What you have to do: Take from the listing each line that has the string "China".

BEGIN

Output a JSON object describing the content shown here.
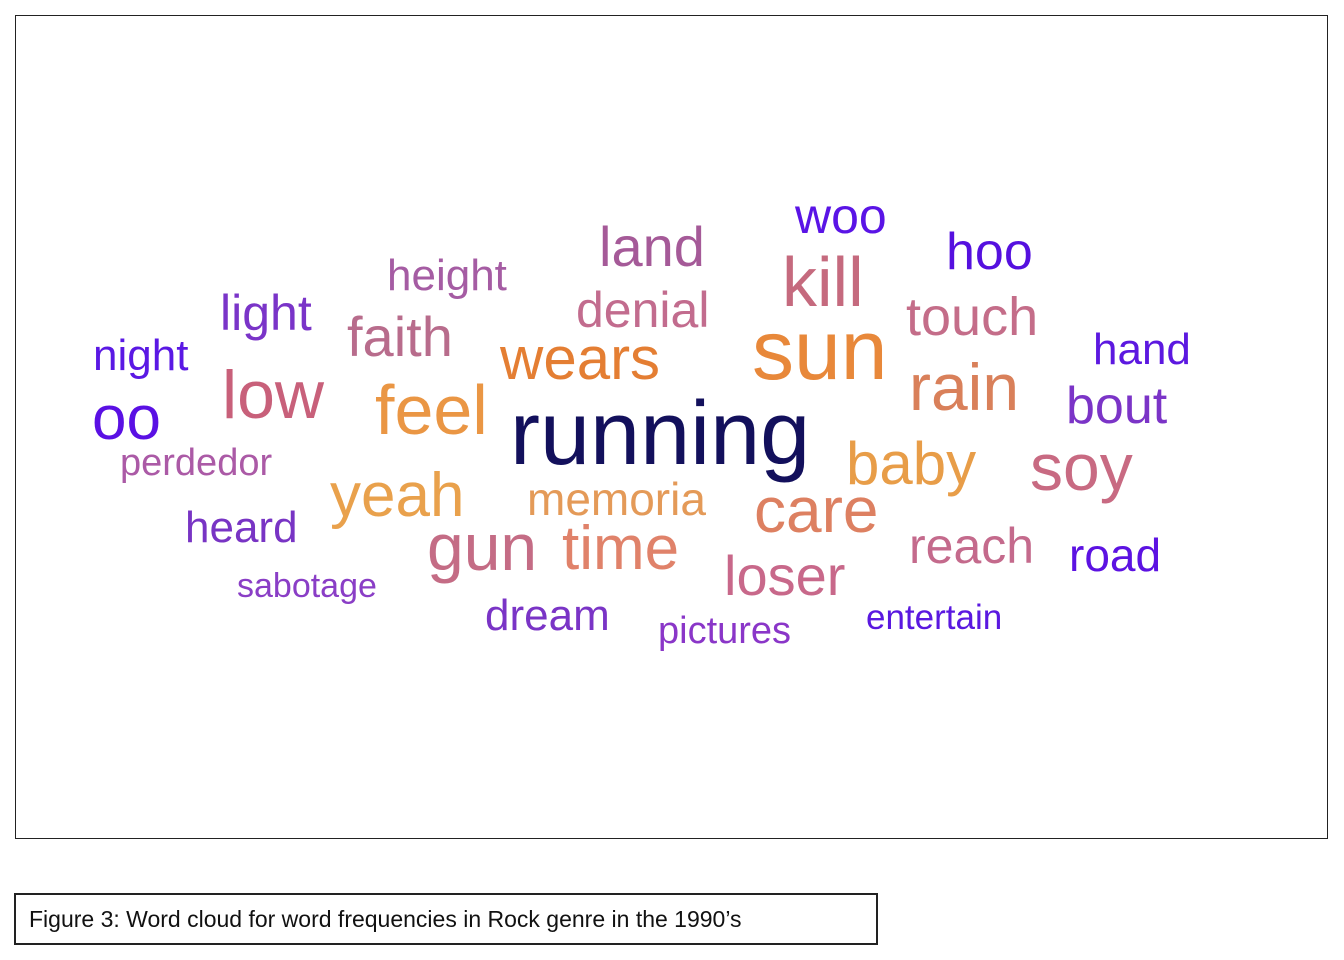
{
  "figure": {
    "caption": "Figure 3: Word cloud for word frequencies in Rock genre in the 1990’s"
  },
  "words": [
    {
      "text": "running",
      "color": "#13105c"
    },
    {
      "text": "sun",
      "color": "#e8883a"
    },
    {
      "text": "kill",
      "color": "#c56a7e"
    },
    {
      "text": "feel",
      "color": "#ea9644"
    },
    {
      "text": "low",
      "color": "#c8607a"
    },
    {
      "text": "wears",
      "color": "#e47e33"
    },
    {
      "text": "rain",
      "color": "#d9805a"
    },
    {
      "text": "soy",
      "color": "#c86a82"
    },
    {
      "text": "baby",
      "color": "#e89d48"
    },
    {
      "text": "care",
      "color": "#dd8061"
    },
    {
      "text": "yeah",
      "color": "#e9a14c"
    },
    {
      "text": "gun",
      "color": "#c46c85"
    },
    {
      "text": "time",
      "color": "#e0826a"
    },
    {
      "text": "loser",
      "color": "#c8688a"
    },
    {
      "text": "faith",
      "color": "#b86c8c"
    },
    {
      "text": "touch",
      "color": "#c46d89"
    },
    {
      "text": "land",
      "color": "#a55a98"
    },
    {
      "text": "oo",
      "color": "#5a10e4"
    },
    {
      "text": "hoo",
      "color": "#5510df"
    },
    {
      "text": "woo",
      "color": "#5a14e6"
    },
    {
      "text": "memoria",
      "color": "#e49a58"
    },
    {
      "text": "denial",
      "color": "#c26c8e"
    },
    {
      "text": "reach",
      "color": "#c46a8c"
    },
    {
      "text": "bout",
      "color": "#7b34c7"
    },
    {
      "text": "light",
      "color": "#7a34c8"
    },
    {
      "text": "height",
      "color": "#a55ca3"
    },
    {
      "text": "night",
      "color": "#5a18e4"
    },
    {
      "text": "hand",
      "color": "#5c18e0"
    },
    {
      "text": "road",
      "color": "#5c12e2"
    },
    {
      "text": "heard",
      "color": "#7834c4"
    },
    {
      "text": "dream",
      "color": "#7a34c6"
    },
    {
      "text": "perdedor",
      "color": "#ab5aa6"
    },
    {
      "text": "sabotage",
      "color": "#8a3ec6"
    },
    {
      "text": "pictures",
      "color": "#8a36c8"
    },
    {
      "text": "entertain",
      "color": "#5a18e0"
    }
  ]
}
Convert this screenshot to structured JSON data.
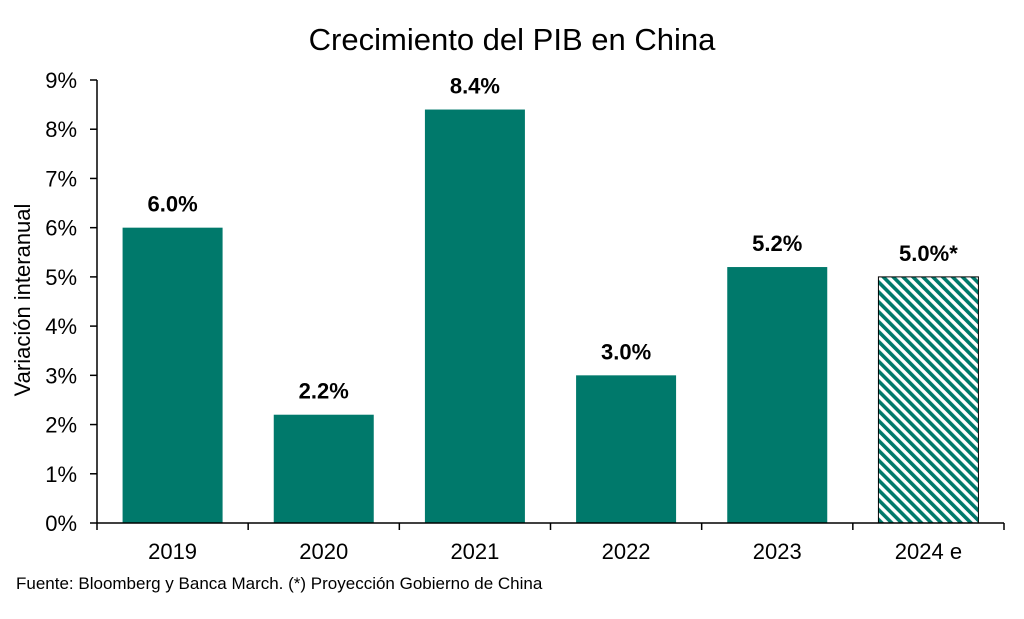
{
  "chart_data": {
    "type": "bar",
    "title": "Crecimiento del PIB en China",
    "xlabel": "",
    "ylabel": "Variación interanual",
    "categories": [
      "2019",
      "2020",
      "2021",
      "2022",
      "2023",
      "2024 e"
    ],
    "values": [
      6.0,
      2.2,
      8.4,
      3.0,
      5.2,
      5.0
    ],
    "data_labels": [
      "6.0%",
      "2.2%",
      "8.4%",
      "3.0%",
      "5.2%",
      "5.0%*"
    ],
    "projected": [
      false,
      false,
      false,
      false,
      false,
      true
    ],
    "ylim": [
      0,
      9
    ],
    "yticks": [
      0,
      1,
      2,
      3,
      4,
      5,
      6,
      7,
      8,
      9
    ],
    "ytick_labels": [
      "0%",
      "1%",
      "2%",
      "3%",
      "4%",
      "5%",
      "6%",
      "7%",
      "8%",
      "9%"
    ],
    "grid": false,
    "legend": "none",
    "bar_color": "#00796b",
    "source": "Fuente: Bloomberg y Banca March. (*) Proyección Gobierno de China"
  }
}
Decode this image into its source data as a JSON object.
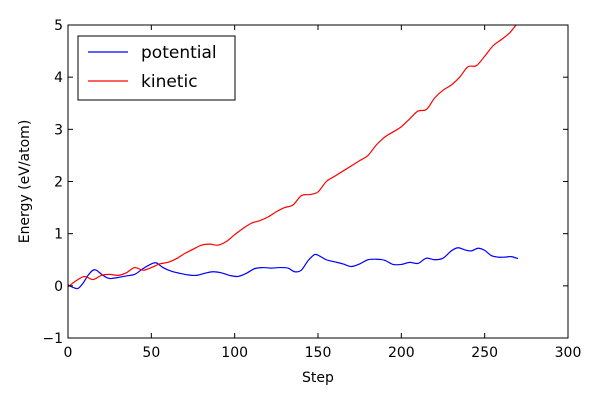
{
  "chart_data": {
    "type": "line",
    "title": "",
    "xlabel": "Step",
    "ylabel": "Energy (eV/atom)",
    "xlim": [
      0,
      300
    ],
    "ylim": [
      -1,
      5
    ],
    "xticks": [
      0,
      50,
      100,
      150,
      200,
      250,
      300
    ],
    "yticks": [
      -1,
      0,
      1,
      2,
      3,
      4,
      5
    ],
    "grid": false,
    "legend_position": "top-left",
    "series": [
      {
        "name": "potential",
        "color": "#0000ff",
        "x": [
          0,
          3,
          6,
          9,
          12,
          15,
          17,
          19,
          22,
          25,
          30,
          35,
          40,
          45,
          50,
          53,
          57,
          62,
          67,
          72,
          77,
          82,
          87,
          92,
          97,
          102,
          107,
          112,
          117,
          122,
          127,
          132,
          136,
          140,
          144,
          148,
          151,
          155,
          160,
          165,
          170,
          175,
          180,
          185,
          190,
          195,
          200,
          205,
          210,
          215,
          220,
          225,
          230,
          234,
          238,
          242,
          246,
          250,
          254,
          258,
          262,
          266,
          270
        ],
        "y": [
          0.02,
          -0.03,
          -0.05,
          0.05,
          0.2,
          0.3,
          0.3,
          0.25,
          0.18,
          0.14,
          0.16,
          0.19,
          0.22,
          0.33,
          0.42,
          0.44,
          0.35,
          0.28,
          0.24,
          0.21,
          0.2,
          0.24,
          0.27,
          0.25,
          0.2,
          0.18,
          0.24,
          0.33,
          0.35,
          0.34,
          0.35,
          0.34,
          0.27,
          0.3,
          0.48,
          0.6,
          0.57,
          0.5,
          0.46,
          0.42,
          0.37,
          0.42,
          0.5,
          0.51,
          0.49,
          0.41,
          0.41,
          0.45,
          0.43,
          0.53,
          0.5,
          0.53,
          0.67,
          0.73,
          0.69,
          0.67,
          0.72,
          0.68,
          0.58,
          0.55,
          0.55,
          0.56,
          0.52
        ]
      },
      {
        "name": "kinetic",
        "color": "#ff0000",
        "x": [
          0,
          5,
          10,
          15,
          20,
          25,
          30,
          35,
          40,
          45,
          50,
          55,
          60,
          65,
          70,
          75,
          80,
          85,
          90,
          95,
          100,
          105,
          110,
          115,
          120,
          125,
          130,
          135,
          140,
          145,
          150,
          155,
          160,
          165,
          170,
          175,
          180,
          185,
          190,
          195,
          200,
          205,
          210,
          215,
          220,
          225,
          230,
          235,
          240,
          245,
          250,
          255,
          260,
          265,
          270
        ],
        "y": [
          -0.02,
          0.1,
          0.18,
          0.12,
          0.2,
          0.22,
          0.2,
          0.25,
          0.35,
          0.3,
          0.35,
          0.42,
          0.45,
          0.52,
          0.62,
          0.7,
          0.78,
          0.8,
          0.78,
          0.85,
          0.98,
          1.1,
          1.2,
          1.25,
          1.32,
          1.42,
          1.5,
          1.55,
          1.73,
          1.75,
          1.8,
          2.0,
          2.1,
          2.2,
          2.3,
          2.4,
          2.5,
          2.7,
          2.85,
          2.95,
          3.05,
          3.2,
          3.35,
          3.38,
          3.6,
          3.75,
          3.85,
          4.0,
          4.2,
          4.22,
          4.4,
          4.6,
          4.72,
          4.85,
          5.05
        ]
      }
    ]
  }
}
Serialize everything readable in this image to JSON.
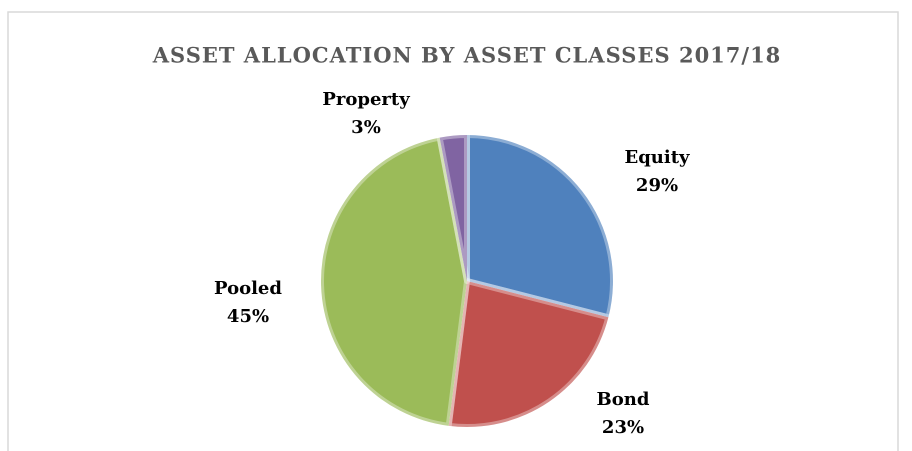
{
  "chart_data": {
    "type": "pie",
    "title": "ASSET ALLOCATION BY ASSET CLASSES 2017/18",
    "categories": [
      "Equity",
      "Bond",
      "Pooled",
      "Property"
    ],
    "values": [
      29,
      23,
      45,
      3
    ],
    "value_labels": [
      "29%",
      "23%",
      "45%",
      "3%"
    ],
    "colors": [
      "#4f81bd",
      "#c0504d",
      "#9bbb59",
      "#8064a2"
    ]
  }
}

END

Result for this exercise:
    "title": "Crecimiento del PIB en China",
    "source": "Fuente: Bloomberg y Banca March. (*) Proyección Gobierno de China"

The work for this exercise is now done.